**Data lines:**
====================

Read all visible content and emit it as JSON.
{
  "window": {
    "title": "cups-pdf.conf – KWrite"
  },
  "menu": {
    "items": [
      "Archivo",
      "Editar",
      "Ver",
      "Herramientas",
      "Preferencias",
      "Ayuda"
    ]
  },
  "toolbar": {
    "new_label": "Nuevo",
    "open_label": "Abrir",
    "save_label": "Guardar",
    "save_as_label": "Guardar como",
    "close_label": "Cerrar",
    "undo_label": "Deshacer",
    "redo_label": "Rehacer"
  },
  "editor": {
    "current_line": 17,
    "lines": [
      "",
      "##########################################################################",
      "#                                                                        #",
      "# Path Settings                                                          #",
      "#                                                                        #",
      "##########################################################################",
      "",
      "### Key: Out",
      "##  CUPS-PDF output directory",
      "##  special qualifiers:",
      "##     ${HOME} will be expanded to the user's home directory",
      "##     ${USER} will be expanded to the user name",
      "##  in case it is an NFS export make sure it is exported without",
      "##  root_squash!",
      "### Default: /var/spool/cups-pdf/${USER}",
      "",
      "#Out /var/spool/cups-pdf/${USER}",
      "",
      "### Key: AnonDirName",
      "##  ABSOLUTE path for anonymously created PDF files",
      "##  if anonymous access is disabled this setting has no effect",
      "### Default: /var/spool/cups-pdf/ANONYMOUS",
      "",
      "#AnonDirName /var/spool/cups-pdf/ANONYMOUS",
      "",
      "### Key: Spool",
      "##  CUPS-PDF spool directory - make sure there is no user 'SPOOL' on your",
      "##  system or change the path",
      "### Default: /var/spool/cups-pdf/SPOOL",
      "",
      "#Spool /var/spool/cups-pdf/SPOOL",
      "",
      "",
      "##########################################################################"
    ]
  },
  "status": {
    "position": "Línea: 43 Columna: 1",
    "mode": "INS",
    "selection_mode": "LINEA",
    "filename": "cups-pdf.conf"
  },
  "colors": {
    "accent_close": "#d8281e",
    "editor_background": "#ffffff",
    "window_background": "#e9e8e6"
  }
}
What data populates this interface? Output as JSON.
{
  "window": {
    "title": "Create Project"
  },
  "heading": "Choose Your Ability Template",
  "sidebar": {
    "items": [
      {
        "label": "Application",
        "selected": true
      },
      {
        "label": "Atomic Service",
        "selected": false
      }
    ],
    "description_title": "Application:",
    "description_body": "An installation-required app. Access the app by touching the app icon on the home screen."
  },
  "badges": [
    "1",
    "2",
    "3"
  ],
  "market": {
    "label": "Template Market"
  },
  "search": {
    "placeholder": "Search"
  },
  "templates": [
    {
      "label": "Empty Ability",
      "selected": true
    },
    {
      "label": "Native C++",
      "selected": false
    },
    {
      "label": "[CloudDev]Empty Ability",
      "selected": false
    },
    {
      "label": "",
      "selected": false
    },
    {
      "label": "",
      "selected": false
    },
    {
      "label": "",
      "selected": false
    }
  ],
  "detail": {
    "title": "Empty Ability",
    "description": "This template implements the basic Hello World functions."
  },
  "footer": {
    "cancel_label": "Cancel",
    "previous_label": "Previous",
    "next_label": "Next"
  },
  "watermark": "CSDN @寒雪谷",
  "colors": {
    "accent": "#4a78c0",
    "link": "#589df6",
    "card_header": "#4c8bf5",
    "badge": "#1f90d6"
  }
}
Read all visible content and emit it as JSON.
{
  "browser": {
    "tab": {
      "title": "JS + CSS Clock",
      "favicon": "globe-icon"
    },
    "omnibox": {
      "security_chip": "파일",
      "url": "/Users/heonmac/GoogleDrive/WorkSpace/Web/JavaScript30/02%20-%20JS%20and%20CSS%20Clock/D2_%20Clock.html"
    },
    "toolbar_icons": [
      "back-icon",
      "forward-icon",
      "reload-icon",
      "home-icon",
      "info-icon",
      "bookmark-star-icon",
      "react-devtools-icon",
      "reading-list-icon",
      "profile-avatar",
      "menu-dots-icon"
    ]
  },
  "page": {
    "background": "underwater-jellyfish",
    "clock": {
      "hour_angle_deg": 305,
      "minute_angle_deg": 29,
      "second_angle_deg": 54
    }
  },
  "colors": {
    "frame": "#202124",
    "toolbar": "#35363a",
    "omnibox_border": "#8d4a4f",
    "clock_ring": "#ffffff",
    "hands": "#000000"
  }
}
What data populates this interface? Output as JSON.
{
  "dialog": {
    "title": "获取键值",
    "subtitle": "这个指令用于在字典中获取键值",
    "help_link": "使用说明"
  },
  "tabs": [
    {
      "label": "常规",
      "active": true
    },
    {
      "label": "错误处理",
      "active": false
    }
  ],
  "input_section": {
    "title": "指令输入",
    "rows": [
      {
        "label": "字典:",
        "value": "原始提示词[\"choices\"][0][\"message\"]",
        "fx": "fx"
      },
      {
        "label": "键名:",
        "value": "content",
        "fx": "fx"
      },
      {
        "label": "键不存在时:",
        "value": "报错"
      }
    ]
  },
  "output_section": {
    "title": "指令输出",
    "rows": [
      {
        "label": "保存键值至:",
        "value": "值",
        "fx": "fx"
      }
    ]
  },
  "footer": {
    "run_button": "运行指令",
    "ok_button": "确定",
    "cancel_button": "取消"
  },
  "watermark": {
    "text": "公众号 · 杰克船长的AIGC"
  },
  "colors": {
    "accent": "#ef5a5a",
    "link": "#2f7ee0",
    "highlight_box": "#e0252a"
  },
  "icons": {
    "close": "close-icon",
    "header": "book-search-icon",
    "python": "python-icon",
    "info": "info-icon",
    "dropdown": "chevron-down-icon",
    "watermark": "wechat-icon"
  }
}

====================

**Instructions for the task:** The records above are to be repeated exactly, in their entirety.

**Solution:**
Read all visible content and emit it as JSON.
{
  "window": {
    "title": "cups-pdf.conf – KWrite"
  },
  "menu": {
    "items": [
      "Archivo",
      "Editar",
      "Ver",
      "Herramientas",
      "Preferencias",
      "Ayuda"
    ]
  },
  "toolbar": {
    "new_label": "Nuevo",
    "open_label": "Abrir",
    "save_label": "Guardar",
    "save_as_label": "Guardar como",
    "close_label": "Cerrar",
    "undo_label": "Deshacer",
    "redo_label": "Rehacer"
  },
  "editor": {
    "current_line": 17,
    "lines": [
      "",
      "##########################################################################",
      "#                                                                        #",
      "# Path Settings                                                          #",
      "#                                                                        #",
      "##########################################################################",
      "",
      "### Key: Out",
      "##  CUPS-PDF output directory",
      "##  special qualifiers:",
      "##     ${HOME} will be expanded to the user's home directory",
      "##     ${USER} will be expanded to the user name",
      "##  in case it is an NFS export make sure it is exported without",
      "##  root_squash!",
      "### Default: /var/spool/cups-pdf/${USER}",
      "",
      "#Out /var/spool/cups-pdf/${USER}",
      "",
      "### Key: AnonDirName",
      "##  ABSOLUTE path for anonymously created PDF files",
      "##  if anonymous access is disabled this setting has no effect",
      "### Default: /var/spool/cups-pdf/ANONYMOUS",
      "",
      "#AnonDirName /var/spool/cups-pdf/ANONYMOUS",
      "",
      "### Key: Spool",
      "##  CUPS-PDF spool directory - make sure there is no user 'SPOOL' on your",
      "##  system or change the path",
      "### Default: /var/spool/cups-pdf/SPOOL",
      "",
      "#Spool /var/spool/cups-pdf/SPOOL",
      "",
      "",
      "##########################################################################"
    ]
  },
  "status": {
    "position": "Línea: 43 Columna: 1",
    "mode": "INS",
    "selection_mode": "LINEA",
    "filename": "cups-pdf.conf"
  },
  "colors": {
    "accent_close": "#d8281e",
    "editor_background": "#ffffff",
    "window_background": "#e9e8e6"
  }
}
What data populates this interface? Output as JSON.
{
  "window": {
    "title": "Create Project"
  },
  "heading": "Choose Your Ability Template",
  "sidebar": {
    "items": [
      {
        "label": "Application",
        "selected": true
      },
      {
        "label": "Atomic Service",
        "selected": false
      }
    ],
    "description_title": "Application:",
    "description_body": "An installation-required app. Access the app by touching the app icon on the home screen."
  },
  "badges": [
    "1",
    "2",
    "3"
  ],
  "market": {
    "label": "Template Market"
  },
  "search": {
    "placeholder": "Search"
  },
  "templates": [
    {
      "label": "Empty Ability",
      "selected": true
    },
    {
      "label": "Native C++",
      "selected": false
    },
    {
      "label": "[CloudDev]Empty Ability",
      "selected": false
    },
    {
      "label": "",
      "selected": false
    },
    {
      "label": "",
      "selected": false
    },
    {
      "label": "",
      "selected": false
    }
  ],
  "detail": {
    "title": "Empty Ability",
    "description": "This template implements the basic Hello World functions."
  },
  "footer": {
    "cancel_label": "Cancel",
    "previous_label": "Previous",
    "next_label": "Next"
  },
  "watermark": "CSDN @寒雪谷",
  "colors": {
    "accent": "#4a78c0",
    "link": "#589df6",
    "card_header": "#4c8bf5",
    "badge": "#1f90d6"
  }
}
Read all visible content and emit it as JSON.
{
  "browser": {
    "tab": {
      "title": "JS + CSS Clock",
      "favicon": "globe-icon"
    },
    "omnibox": {
      "security_chip": "파일",
      "url": "/Users/heonmac/GoogleDrive/WorkSpace/Web/JavaScript30/02%20-%20JS%20and%20CSS%20Clock/D2_%20Clock.html"
    },
    "toolbar_icons": [
      "back-icon",
      "forward-icon",
      "reload-icon",
      "home-icon",
      "info-icon",
      "bookmark-star-icon",
      "react-devtools-icon",
      "reading-list-icon",
      "profile-avatar",
      "menu-dots-icon"
    ]
  },
  "page": {
    "background": "underwater-jellyfish",
    "clock": {
      "hour_angle_deg": 305,
      "minute_angle_deg": 29,
      "second_angle_deg": 54
    }
  },
  "colors": {
    "frame": "#202124",
    "toolbar": "#35363a",
    "omnibox_border": "#8d4a4f",
    "clock_ring": "#ffffff",
    "hands": "#000000"
  }
}
What data populates this interface? Output as JSON.
{
  "dialog": {
    "title": "获取键值",
    "subtitle": "这个指令用于在字典中获取键值",
    "help_link": "使用说明"
  },
  "tabs": [
    {
      "label": "常规",
      "active": true
    },
    {
      "label": "错误处理",
      "active": false
    }
  ],
  "input_section": {
    "title": "指令输入",
    "rows": [
      {
        "label": "字典:",
        "value": "原始提示词[\"choices\"][0][\"message\"]",
        "fx": "fx"
      },
      {
        "label": "键名:",
        "value": "content",
        "fx": "fx"
      },
      {
        "label": "键不存在时:",
        "value": "报错"
      }
    ]
  },
  "output_section": {
    "title": "指令输出",
    "rows": [
      {
        "label": "保存键值至:",
        "value": "值",
        "fx": "fx"
      }
    ]
  },
  "footer": {
    "run_button": "运行指令",
    "ok_button": "确定",
    "cancel_button": "取消"
  },
  "watermark": {
    "text": "公众号 · 杰克船长的AIGC"
  },
  "colors": {
    "accent": "#ef5a5a",
    "link": "#2f7ee0",
    "highlight_box": "#e0252a"
  },
  "icons": {
    "close": "close-icon",
    "header": "book-search-icon",
    "python": "python-icon",
    "info": "info-icon",
    "dropdown": "chevron-down-icon",
    "watermark": "wechat-icon"
  }
}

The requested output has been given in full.